___ DATA TO PROCESS
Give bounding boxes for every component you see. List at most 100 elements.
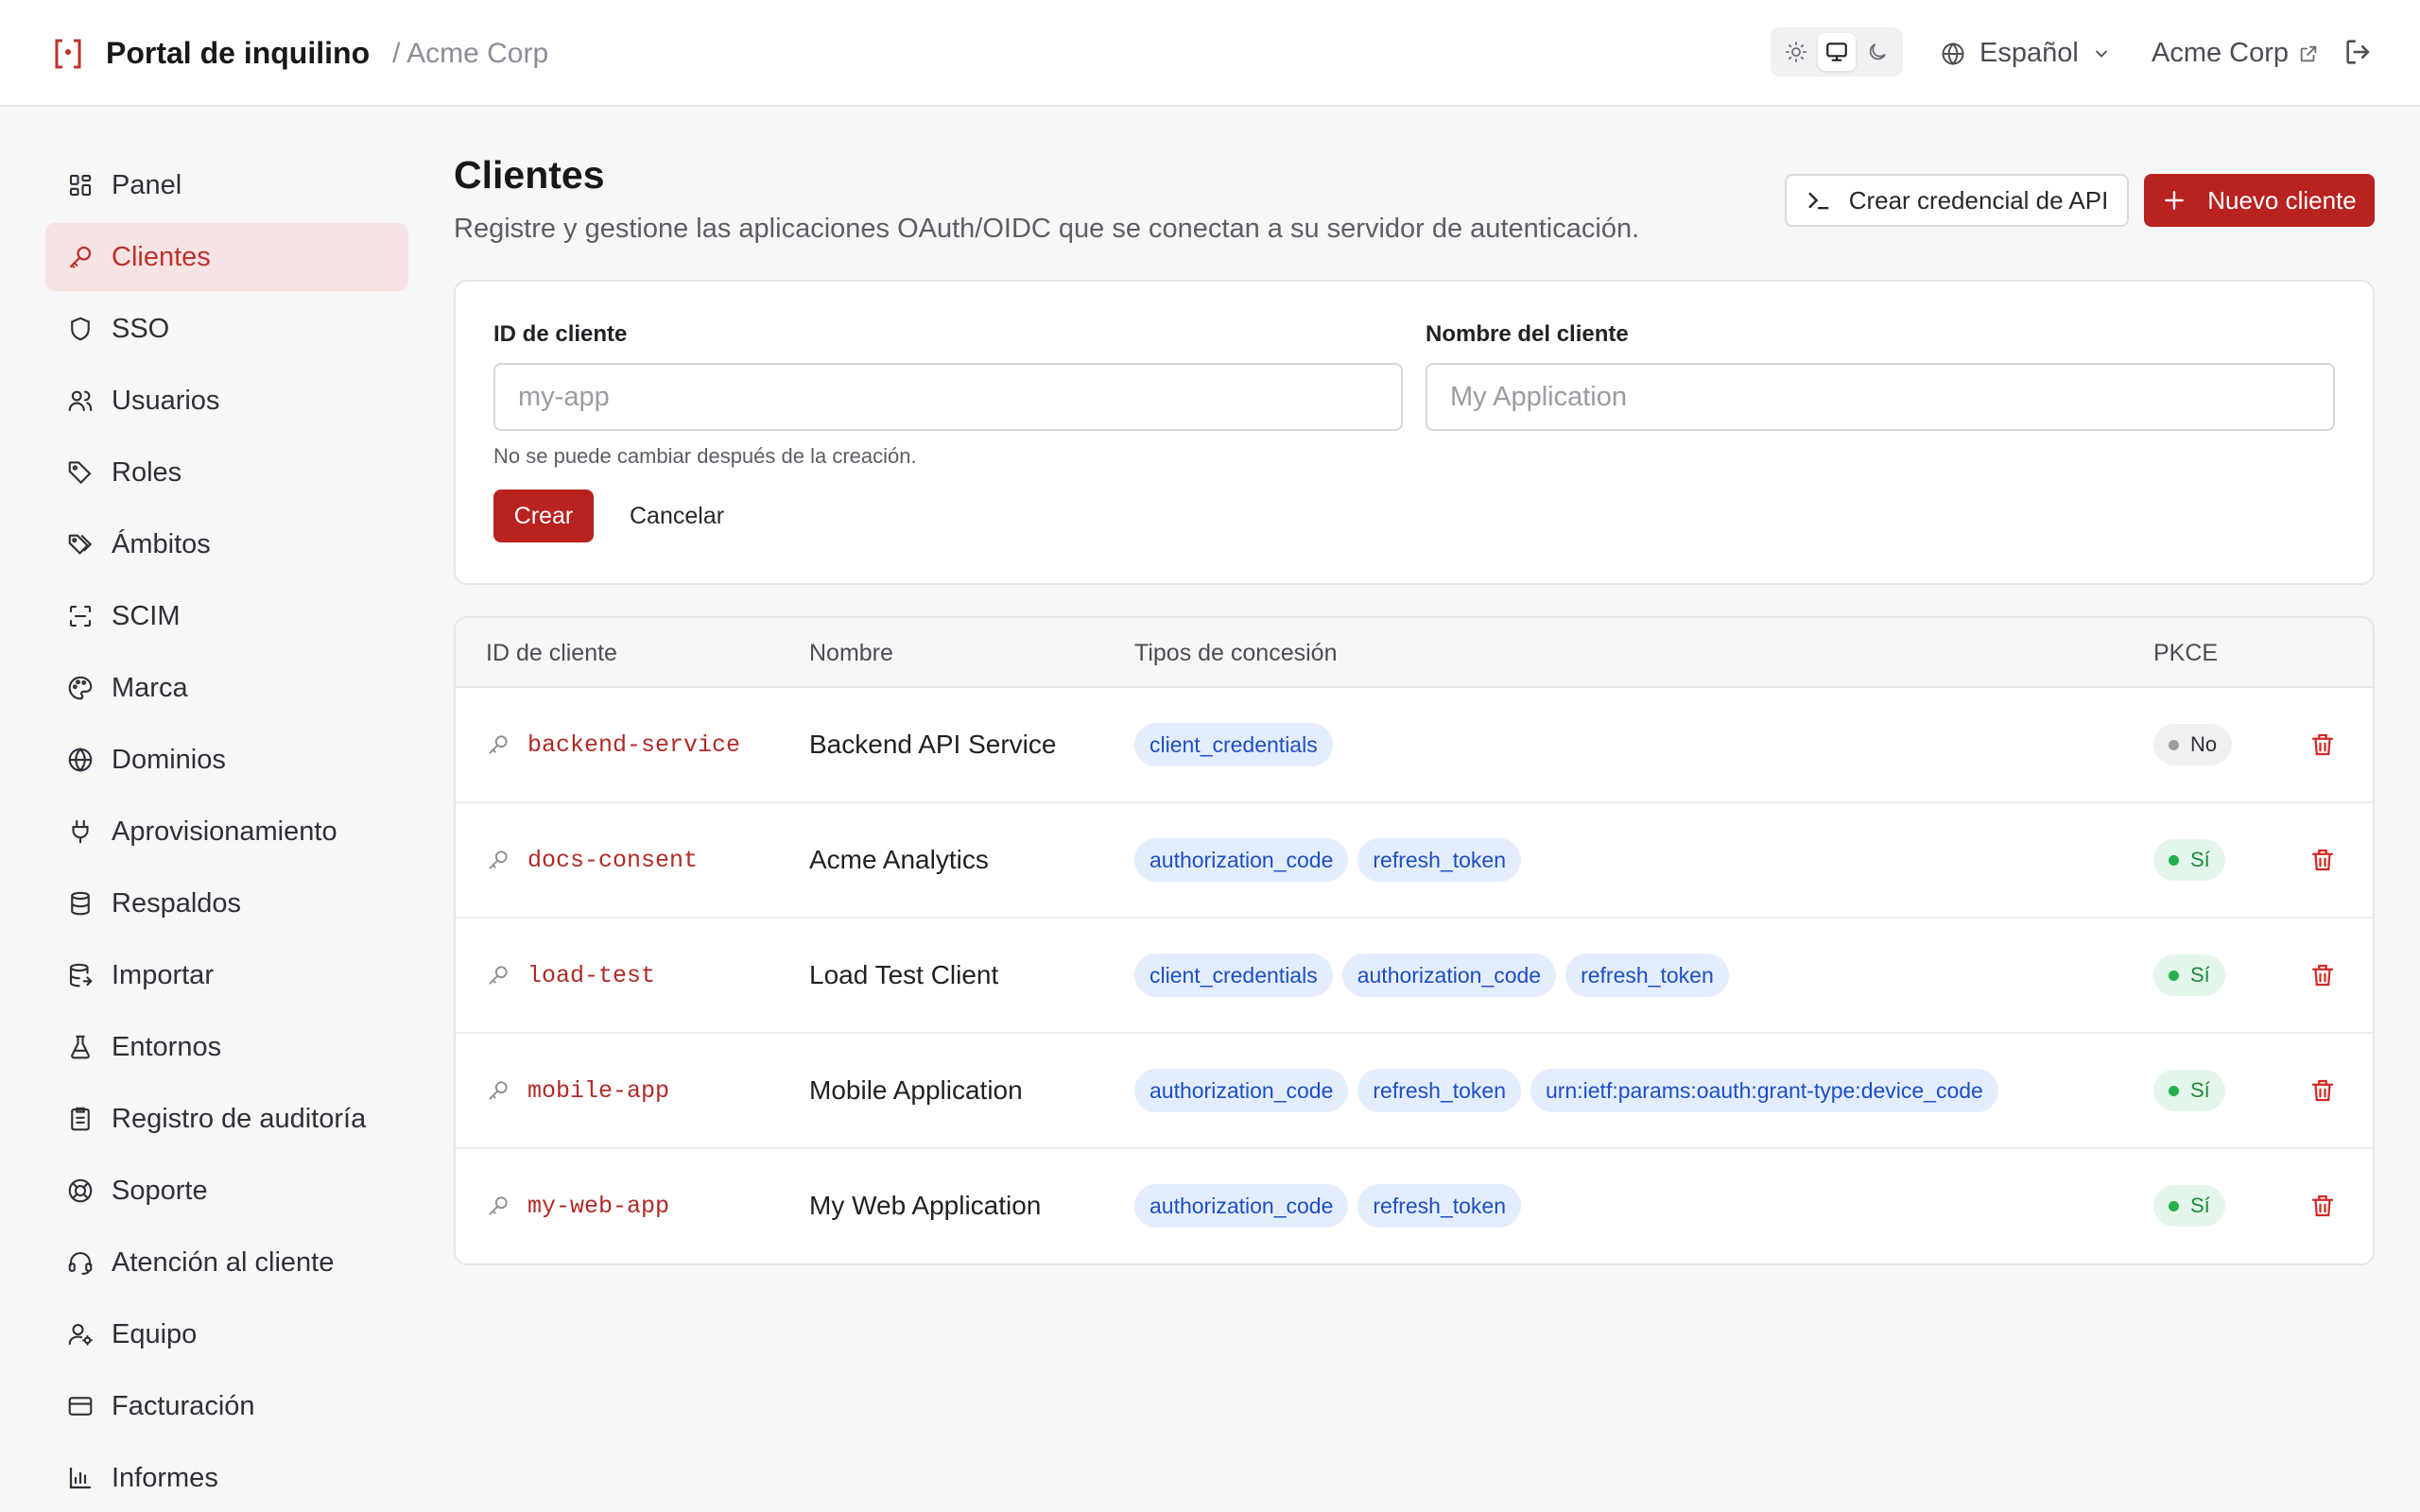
- client-id-text: load-test: [527, 961, 656, 989]
- sidebar-item-equipo[interactable]: Equipo: [45, 1300, 408, 1368]
- key-icon: [486, 732, 527, 757]
- sidebar-item-label: Importar: [112, 959, 214, 990]
- brand[interactable]: Portal de inquilino / Acme Corp: [49, 0, 548, 107]
- status-dot-icon: [2169, 970, 2179, 981]
- bar-chart-icon: [66, 1464, 112, 1492]
- grant-type-chip: refresh_token: [1357, 838, 1522, 882]
- grant-types-cell: client_credentials: [1134, 688, 1342, 801]
- pkce-status-text: Sí: [2190, 963, 2210, 987]
- table-row[interactable]: load-test Load Test Client client_creden…: [456, 919, 2373, 1034]
- client-name-input[interactable]: [1426, 363, 2335, 431]
- column-header-client-id[interactable]: ID de cliente: [486, 618, 617, 688]
- table-row[interactable]: mobile-app Mobile Application authorizat…: [456, 1034, 2373, 1149]
- sidebar-item-label: Facturación: [112, 1390, 255, 1421]
- sidebar-item-label: Dominios: [112, 744, 226, 775]
- chevron-down-icon: [2092, 44, 2124, 63]
- language-select[interactable]: Español: [1940, 0, 2124, 107]
- tenant-external-link[interactable]: Acme Corp: [2152, 0, 2319, 107]
- monitor-icon: [1824, 40, 1849, 64]
- sidebar-item-informes[interactable]: Informes: [45, 1444, 408, 1512]
- trash-icon: [2308, 961, 2337, 989]
- table-row[interactable]: docs-consent Acme Analytics authorizatio…: [456, 803, 2373, 919]
- delete-client-button[interactable]: [2308, 688, 2337, 801]
- new-client-label: Nuevo cliente: [2207, 185, 2357, 215]
- delete-client-button[interactable]: [2308, 1034, 2337, 1147]
- new-client-button[interactable]: Nuevo cliente: [2144, 174, 2375, 227]
- pkce-status-text: No: [2190, 732, 2218, 756]
- column-header-name[interactable]: Nombre: [809, 618, 893, 688]
- sidebar-item-sso[interactable]: SSO: [45, 295, 408, 363]
- pkce-cell: Sí: [2153, 1149, 2225, 1263]
- column-header-pkce[interactable]: PKCE: [2153, 618, 2218, 688]
- theme-system-button[interactable]: [1817, 33, 1856, 71]
- delete-client-button[interactable]: [2308, 803, 2337, 917]
- theme-light-button[interactable]: [1777, 33, 1815, 71]
- sidebar-item-registro-auditoria[interactable]: Registro de auditoría: [45, 1085, 408, 1153]
- client-id-label: ID de cliente: [493, 321, 628, 347]
- client-name-label: Nombre del cliente: [1426, 321, 1629, 347]
- key-icon: [486, 1078, 527, 1103]
- sidebar-item-label: SCIM: [112, 600, 181, 631]
- credit-card-icon: [66, 1392, 112, 1420]
- column-header-grant-types[interactable]: Tipos de concesión: [1134, 618, 1337, 688]
- brand-logo-icon: [49, 35, 87, 73]
- sidebar-item-atencion-cliente[interactable]: Atención al cliente: [45, 1228, 408, 1297]
- logout-icon: [2342, 36, 2375, 68]
- sidebar-item-label: Entornos: [112, 1031, 222, 1062]
- cancel-button[interactable]: Cancelar: [609, 490, 745, 542]
- pkce-cell: No: [2153, 688, 2233, 801]
- sidebar-item-clientes[interactable]: Clientes: [45, 223, 408, 291]
- sidebar-item-soporte[interactable]: Soporte: [45, 1157, 408, 1225]
- key-icon: [66, 243, 112, 271]
- pkce-status-badge: Sí: [2153, 1070, 2225, 1111]
- palette-icon: [66, 674, 112, 702]
- moon-icon: [1866, 41, 1889, 63]
- sidebar-item-ambitos[interactable]: Ámbitos: [45, 510, 408, 578]
- dashboard-icon: [66, 171, 112, 199]
- pkce-status-badge: Sí: [2153, 839, 2225, 881]
- client-id-input[interactable]: [493, 363, 1403, 431]
- sidebar-item-importar[interactable]: Importar: [45, 941, 408, 1009]
- sidebar-item-dominios[interactable]: Dominios: [45, 726, 408, 794]
- flask-icon: [66, 1033, 112, 1061]
- users-icon: [66, 387, 112, 415]
- client-name-cell: My Web Application: [809, 1191, 1042, 1220]
- table-row[interactable]: my-web-app My Web Application authorizat…: [456, 1149, 2373, 1263]
- grant-type-chip: refresh_token: [1357, 1069, 1522, 1112]
- client-id-text: backend-service: [527, 730, 741, 759]
- table-row[interactable]: backend-service Backend API Service clie…: [456, 688, 2373, 803]
- sidebar-item-usuarios[interactable]: Usuarios: [45, 367, 408, 435]
- delete-client-button[interactable]: [2308, 1149, 2337, 1263]
- trash-icon: [2308, 1076, 2337, 1105]
- tag-icon: [66, 458, 112, 487]
- client-id-text: mobile-app: [527, 1076, 670, 1105]
- page-title: Clientes: [454, 153, 605, 197]
- delete-client-button[interactable]: [2308, 919, 2337, 1032]
- client-name-cell: Acme Analytics: [809, 845, 989, 874]
- sidebar-item-facturacion[interactable]: Facturación: [45, 1372, 408, 1440]
- headset-icon: [66, 1248, 112, 1277]
- sidebar-item-marca[interactable]: Marca: [45, 654, 408, 722]
- client-id-cell: my-web-app: [486, 1149, 669, 1263]
- globe-icon: [1940, 41, 1979, 67]
- create-api-credential-button[interactable]: Crear credencial de API: [1785, 174, 2129, 227]
- sidebar-item-scim[interactable]: SCIM: [45, 582, 408, 650]
- terminal-icon: [1806, 187, 1849, 214]
- create-button[interactable]: Crear: [493, 490, 594, 542]
- sidebar-item-label: Clientes: [112, 241, 211, 272]
- scan-icon: [66, 602, 112, 630]
- logout-button[interactable]: [2342, 36, 2375, 68]
- sidebar-item-respaldos[interactable]: Respaldos: [45, 869, 408, 937]
- tags-icon: [66, 530, 112, 558]
- new-client-form: ID de cliente Nombre del cliente No se p…: [454, 280, 2375, 585]
- plug-icon: [66, 817, 112, 846]
- pkce-cell: Sí: [2153, 1034, 2225, 1147]
- grant-types-cell: authorization_code refresh_token urn:iet…: [1134, 1034, 2008, 1147]
- sidebar-item-aprovisionamiento[interactable]: Aprovisionamiento: [45, 798, 408, 866]
- create-api-credential-label: Crear credencial de API: [1848, 185, 2109, 215]
- grant-type-chip: client_credentials: [1134, 954, 1333, 997]
- sidebar-item-entornos[interactable]: Entornos: [45, 1013, 408, 1081]
- theme-dark-button[interactable]: [1858, 33, 1896, 71]
- sidebar-item-roles[interactable]: Roles: [45, 438, 408, 507]
- sidebar-item-panel[interactable]: Panel: [45, 151, 408, 219]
______
> [INSTRUCTION] Copy every row above word for word, but leave out the pictures.

> [PROBLEM SOLUTION]
Give bounding boxes for every component you see. List at most 100 elements.
- client-id-text: load-test: [527, 961, 656, 989]
- sidebar-item-equipo[interactable]: Equipo: [45, 1300, 408, 1368]
- key-icon: [486, 732, 527, 757]
- sidebar-item-label: Importar: [112, 959, 214, 990]
- brand[interactable]: Portal de inquilino / Acme Corp: [49, 0, 548, 107]
- status-dot-icon: [2169, 970, 2179, 981]
- bar-chart-icon: [66, 1464, 112, 1492]
- grant-type-chip: refresh_token: [1357, 838, 1522, 882]
- grant-types-cell: client_credentials: [1134, 688, 1342, 801]
- pkce-status-text: Sí: [2190, 963, 2210, 987]
- table-row[interactable]: load-test Load Test Client client_creden…: [456, 919, 2373, 1034]
- client-name-input[interactable]: [1426, 363, 2335, 431]
- column-header-client-id[interactable]: ID de cliente: [486, 618, 617, 688]
- table-row[interactable]: mobile-app Mobile Application authorizat…: [456, 1034, 2373, 1149]
- sidebar-item-label: Facturación: [112, 1390, 255, 1421]
- sidebar-item-label: Dominios: [112, 744, 226, 775]
- chevron-down-icon: [2092, 44, 2124, 63]
- language-select[interactable]: Español: [1940, 0, 2124, 107]
- tenant-external-link[interactable]: Acme Corp: [2152, 0, 2319, 107]
- monitor-icon: [1824, 40, 1849, 64]
- sidebar-item-informes[interactable]: Informes: [45, 1444, 408, 1512]
- trash-icon: [2308, 961, 2337, 989]
- table-row[interactable]: docs-consent Acme Analytics authorizatio…: [456, 803, 2373, 919]
- delete-client-button[interactable]: [2308, 688, 2337, 801]
- new-client-label: Nuevo cliente: [2207, 185, 2357, 215]
- delete-client-button[interactable]: [2308, 1034, 2337, 1147]
- new-client-button[interactable]: Nuevo cliente: [2144, 174, 2375, 227]
- pkce-status-text: No: [2190, 732, 2218, 756]
- column-header-name[interactable]: Nombre: [809, 618, 893, 688]
- sidebar-item-sso[interactable]: SSO: [45, 295, 408, 363]
- pkce-cell: Sí: [2153, 1149, 2225, 1263]
- column-header-pkce[interactable]: PKCE: [2153, 618, 2218, 688]
- theme-system-button[interactable]: [1817, 33, 1856, 71]
- delete-client-button[interactable]: [2308, 803, 2337, 917]
- theme-light-button[interactable]: [1777, 33, 1815, 71]
- sidebar-item-registro-auditoria[interactable]: Registro de auditoría: [45, 1085, 408, 1153]
- client-id-label: ID de cliente: [493, 321, 628, 347]
- client-name-label: Nombre del cliente: [1426, 321, 1629, 347]
- key-icon: [486, 1078, 527, 1103]
- sidebar-item-label: SCIM: [112, 600, 181, 631]
- credit-card-icon: [66, 1392, 112, 1420]
- column-header-grant-types[interactable]: Tipos de concesión: [1134, 618, 1337, 688]
- brand-logo-icon: [49, 35, 87, 73]
- sidebar-item-atencion-cliente[interactable]: Atención al cliente: [45, 1228, 408, 1297]
- logout-icon: [2342, 36, 2375, 68]
- sidebar-item-label: Entornos: [112, 1031, 222, 1062]
- cancel-button[interactable]: Cancelar: [609, 490, 745, 542]
- pkce-cell: No: [2153, 688, 2233, 801]
- sidebar-item-clientes[interactable]: Clientes: [45, 223, 408, 291]
- sidebar-item-soporte[interactable]: Soporte: [45, 1157, 408, 1225]
- key-icon: [66, 243, 112, 271]
- pkce-status-badge: Sí: [2153, 1070, 2225, 1111]
- palette-icon: [66, 674, 112, 702]
- moon-icon: [1866, 41, 1889, 63]
- sidebar-item-ambitos[interactable]: Ámbitos: [45, 510, 408, 578]
- dashboard-icon: [66, 171, 112, 199]
- pkce-status-badge: Sí: [2153, 839, 2225, 881]
- client-id-input[interactable]: [493, 363, 1403, 431]
- sidebar-item-importar[interactable]: Importar: [45, 941, 408, 1009]
- sidebar-item-dominios[interactable]: Dominios: [45, 726, 408, 794]
- flask-icon: [66, 1033, 112, 1061]
- users-icon: [66, 387, 112, 415]
- client-name-cell: My Web Application: [809, 1191, 1042, 1220]
- table-row[interactable]: my-web-app My Web Application authorizat…: [456, 1149, 2373, 1263]
- grant-type-chip: refresh_token: [1357, 1069, 1522, 1112]
- client-id-text: backend-service: [527, 730, 741, 759]
- table-row[interactable]: backend-service Backend API Service clie…: [456, 688, 2373, 803]
- sidebar-item-usuarios[interactable]: Usuarios: [45, 367, 408, 435]
- delete-client-button[interactable]: [2308, 1149, 2337, 1263]
- trash-icon: [2308, 1076, 2337, 1105]
- tag-icon: [66, 458, 112, 487]
- client-id-text: mobile-app: [527, 1076, 670, 1105]
- page-title: Clientes: [454, 153, 605, 197]
- delete-client-button[interactable]: [2308, 919, 2337, 1032]
- client-name-cell: Acme Analytics: [809, 845, 989, 874]
- sidebar-item-facturacion[interactable]: Facturación: [45, 1372, 408, 1440]
- headset-icon: [66, 1248, 112, 1277]
- sidebar-item-marca[interactable]: Marca: [45, 654, 408, 722]
- client-id-cell: my-web-app: [486, 1149, 669, 1263]
- globe-icon: [1940, 41, 1979, 67]
- create-api-credential-button[interactable]: Crear credencial de API: [1785, 174, 2129, 227]
- sidebar-item-scim[interactable]: SCIM: [45, 582, 408, 650]
- terminal-icon: [1806, 187, 1849, 214]
- create-button[interactable]: Crear: [493, 490, 594, 542]
- sidebar-item-label: Clientes: [112, 241, 211, 272]
- scan-icon: [66, 602, 112, 630]
- logout-button[interactable]: [2342, 36, 2375, 68]
- sidebar-item-respaldos[interactable]: Respaldos: [45, 869, 408, 937]
- tags-icon: [66, 530, 112, 558]
- new-client-form: ID de cliente Nombre del cliente No se p…: [454, 280, 2375, 585]
- plug-icon: [66, 817, 112, 846]
- pkce-cell: Sí: [2153, 1034, 2225, 1147]
- grant-types-cell: authorization_code refresh_token urn:iet…: [1134, 1034, 2008, 1147]
- sidebar-item-aprovisionamiento[interactable]: Aprovisionamiento: [45, 798, 408, 866]
- create-api-credential-label: Crear credencial de API: [1848, 185, 2109, 215]
- grant-type-chip: client_credentials: [1134, 954, 1333, 997]
- sidebar-item-entornos[interactable]: Entornos: [45, 1013, 408, 1081]
- theme-dark-button[interactable]: [1858, 33, 1896, 71]
- sidebar-item-roles[interactable]: Roles: [45, 438, 408, 507]
- sidebar-item-panel[interactable]: Panel: [45, 151, 408, 219]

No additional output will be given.